=== Written task ===
Copy every line of the entries below verbatim, omitting the pictures from your answer.

## START Provided data

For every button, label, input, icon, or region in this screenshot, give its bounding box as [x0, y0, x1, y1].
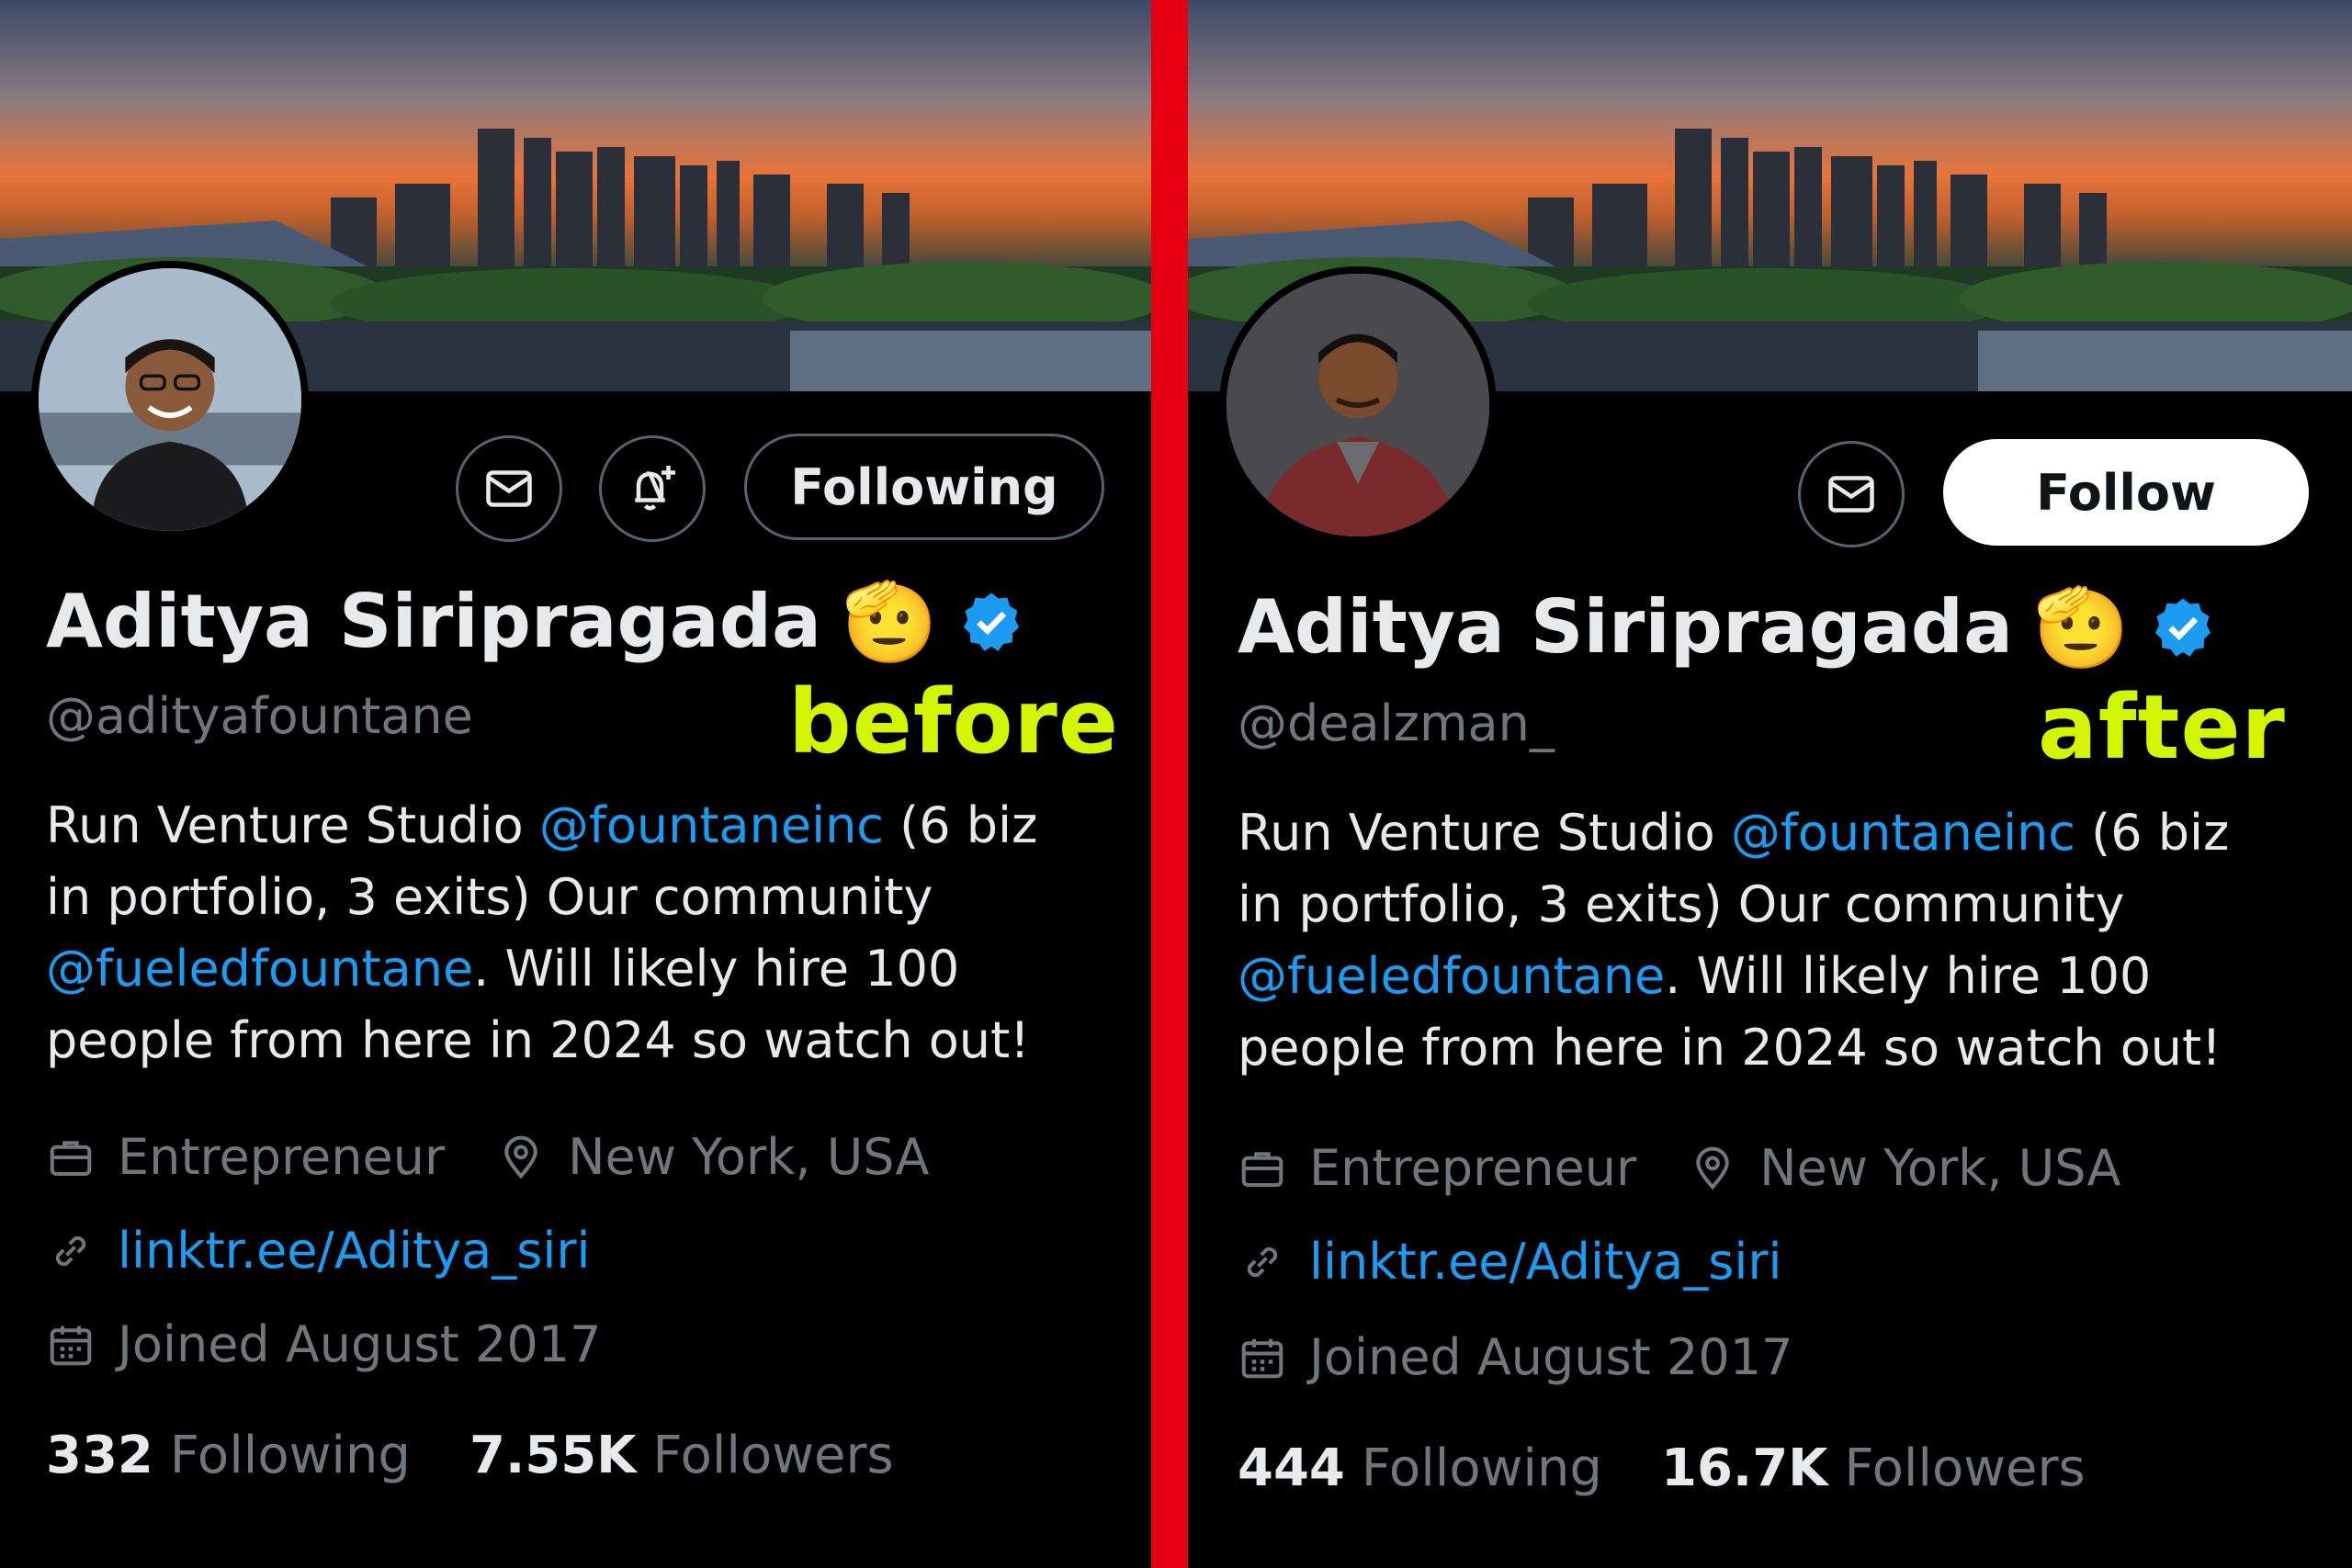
- before-label: before: [788, 671, 1119, 773]
- mention-link[interactable]: @fueledfountane: [46, 940, 473, 998]
- briefcase-icon: [50, 1140, 92, 1176]
- location: New York, USA: [568, 1128, 930, 1186]
- location-pin-icon: [1696, 1146, 1729, 1190]
- display-name-text: Aditya Siripragada: [46, 579, 821, 664]
- salute-emoji: 🫡: [2032, 581, 2130, 672]
- follow-stats: 332 Following 7.55K Followers: [46, 1426, 894, 1485]
- follow-button[interactable]: Follow: [1943, 439, 2309, 546]
- following-stat[interactable]: 332 Following: [46, 1426, 411, 1485]
- notify-button[interactable]: [599, 435, 706, 542]
- calendar-icon: [50, 1325, 92, 1365]
- website-row: linktr.ee/Aditya_siri: [46, 1222, 591, 1280]
- joined-row: Joined August 2017: [1238, 1328, 1792, 1386]
- display-name: Aditya Siripragada 🫡: [46, 579, 1024, 664]
- followers-stat[interactable]: 16.7K Followers: [1661, 1438, 2086, 1498]
- verified-badge-icon: [2150, 594, 2216, 660]
- handle: @adityafountane: [46, 687, 473, 745]
- website-link[interactable]: linktr.ee/Aditya_siri: [118, 1222, 591, 1280]
- mail-icon: [1828, 476, 1874, 513]
- briefcase-icon: [1241, 1151, 1283, 1187]
- bell-plus-icon: [635, 466, 675, 511]
- location-pin-icon: [504, 1135, 537, 1179]
- avatar[interactable]: [31, 261, 309, 538]
- website-row: linktr.ee/Aditya_siri: [1238, 1233, 1782, 1291]
- bio: Run Venture Studio @fountaneinc (6 biz i…: [1238, 804, 2230, 1077]
- follow-stats: 444 Following 16.7K Followers: [1238, 1438, 2086, 1498]
- location: New York, USA: [1759, 1139, 2121, 1197]
- profile-panel-after: Follow Aditya Siripragada 🫡 @dealzman_ a…: [1188, 0, 2352, 1568]
- profile-panel-before: Following Aditya Siripragada 🫡 @adityafo…: [0, 0, 1151, 1568]
- link-icon: [1247, 1247, 1278, 1277]
- mention-link[interactable]: @fountaneinc: [539, 796, 884, 854]
- profile-meta-row: Entrepreneur New York, USA: [1238, 1139, 2121, 1197]
- after-label: after: [2038, 676, 2286, 779]
- following-stat[interactable]: 444 Following: [1238, 1438, 1602, 1498]
- joined-date: Joined August 2017: [118, 1315, 602, 1373]
- profession: Entrepreneur: [118, 1128, 446, 1186]
- display-name: Aditya Siripragada 🫡: [1238, 584, 2216, 670]
- following-button[interactable]: Following: [744, 434, 1104, 540]
- profile-meta-row: Entrepreneur New York, USA: [46, 1128, 930, 1186]
- mention-link[interactable]: @fountaneinc: [1731, 804, 2075, 862]
- joined-date: Joined August 2017: [1309, 1328, 1793, 1386]
- joined-row: Joined August 2017: [46, 1315, 601, 1373]
- website-link[interactable]: linktr.ee/Aditya_siri: [1309, 1233, 1782, 1291]
- profession: Entrepreneur: [1309, 1139, 1637, 1197]
- followers-stat[interactable]: 7.55K Followers: [469, 1426, 894, 1485]
- bio: Run Venture Studio @fountaneinc (6 biz i…: [46, 796, 1038, 1069]
- display-name-text: Aditya Siripragada: [1238, 584, 2013, 670]
- verified-badge-icon: [958, 589, 1024, 655]
- salute-emoji: 🫡: [841, 576, 938, 667]
- mention-link[interactable]: @fueledfountane: [1238, 947, 1665, 1005]
- link-icon: [55, 1235, 86, 1266]
- message-button[interactable]: [456, 435, 562, 542]
- panel-divider: [1151, 0, 1188, 1568]
- mail-icon: [486, 470, 532, 507]
- calendar-icon: [1241, 1338, 1283, 1378]
- avatar[interactable]: [1219, 266, 1497, 544]
- message-button[interactable]: [1798, 441, 1905, 547]
- handle: @dealzman_: [1238, 694, 1555, 752]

## END Provided data

=== Written response ===
For every button, label, input, icon, or region in this screenshot, give its bounding box as [x0, y0, x1, y1].
- before-label: before: [788, 671, 1119, 773]
- mention-link[interactable]: @fueledfountane: [46, 940, 473, 998]
- briefcase-icon: [50, 1140, 92, 1176]
- location: New York, USA: [568, 1128, 930, 1186]
- location-pin-icon: [1696, 1146, 1729, 1190]
- display-name-text: Aditya Siripragada: [46, 579, 821, 664]
- salute-emoji: 🫡: [2032, 581, 2130, 672]
- follow-stats: 332 Following 7.55K Followers: [46, 1426, 894, 1485]
- follow-button[interactable]: Follow: [1943, 439, 2309, 546]
- following-stat[interactable]: 332 Following: [46, 1426, 411, 1485]
- notify-button[interactable]: [599, 435, 706, 542]
- calendar-icon: [50, 1325, 92, 1365]
- website-row: linktr.ee/Aditya_siri: [46, 1222, 591, 1280]
- joined-row: Joined August 2017: [1238, 1328, 1792, 1386]
- display-name: Aditya Siripragada 🫡: [46, 579, 1024, 664]
- followers-stat[interactable]: 16.7K Followers: [1661, 1438, 2086, 1498]
- verified-badge-icon: [2150, 594, 2216, 660]
- handle: @adityafountane: [46, 687, 473, 745]
- website-link[interactable]: linktr.ee/Aditya_siri: [118, 1222, 591, 1280]
- mail-icon: [1828, 476, 1874, 513]
- briefcase-icon: [1241, 1151, 1283, 1187]
- bell-plus-icon: [635, 466, 675, 511]
- location-pin-icon: [504, 1135, 537, 1179]
- avatar[interactable]: [31, 261, 309, 538]
- website-row: linktr.ee/Aditya_siri: [1238, 1233, 1782, 1291]
- bio: Run Venture Studio @fountaneinc (6 biz i…: [1238, 804, 2230, 1077]
- follow-stats: 444 Following 16.7K Followers: [1238, 1438, 2086, 1498]
- location: New York, USA: [1759, 1139, 2121, 1197]
- profile-panel-after: Follow Aditya Siripragada 🫡 @dealzman_ a…: [1188, 0, 2352, 1568]
- profile-panel-before: Following Aditya Siripragada 🫡 @adityafo…: [0, 0, 1151, 1568]
- link-icon: [1247, 1247, 1278, 1277]
- mention-link[interactable]: @fountaneinc: [539, 796, 884, 854]
- profile-meta-row: Entrepreneur New York, USA: [1238, 1139, 2121, 1197]
- after-label: after: [2038, 676, 2286, 779]
- following-stat[interactable]: 444 Following: [1238, 1438, 1602, 1498]
- joined-date: Joined August 2017: [118, 1315, 602, 1373]
- profession: Entrepreneur: [118, 1128, 446, 1186]
- display-name: Aditya Siripragada 🫡: [1238, 584, 2216, 670]
- following-button[interactable]: Following: [744, 434, 1104, 540]
- profile-meta-row: Entrepreneur New York, USA: [46, 1128, 930, 1186]
- mention-link[interactable]: @fountaneinc: [1731, 804, 2075, 862]
- joined-date: Joined August 2017: [1309, 1328, 1793, 1386]
- joined-row: Joined August 2017: [46, 1315, 601, 1373]
- website-link[interactable]: linktr.ee/Aditya_siri: [1309, 1233, 1782, 1291]
- profession: Entrepreneur: [1309, 1139, 1637, 1197]
- followers-stat[interactable]: 7.55K Followers: [469, 1426, 894, 1485]
- bio: Run Venture Studio @fountaneinc (6 biz i…: [46, 796, 1038, 1069]
- display-name-text: Aditya Siripragada: [1238, 584, 2013, 670]
- verified-badge-icon: [958, 589, 1024, 655]
- salute-emoji: 🫡: [841, 576, 938, 667]
- mention-link[interactable]: @fueledfountane: [1238, 947, 1665, 1005]
- link-icon: [55, 1235, 86, 1266]
- message-button[interactable]: [456, 435, 562, 542]
- panel-divider: [1151, 0, 1188, 1568]
- mail-icon: [486, 470, 532, 507]
- calendar-icon: [1241, 1338, 1283, 1378]
- avatar[interactable]: [1219, 266, 1497, 544]
- message-button[interactable]: [1798, 441, 1905, 547]
- handle: @dealzman_: [1238, 694, 1555, 752]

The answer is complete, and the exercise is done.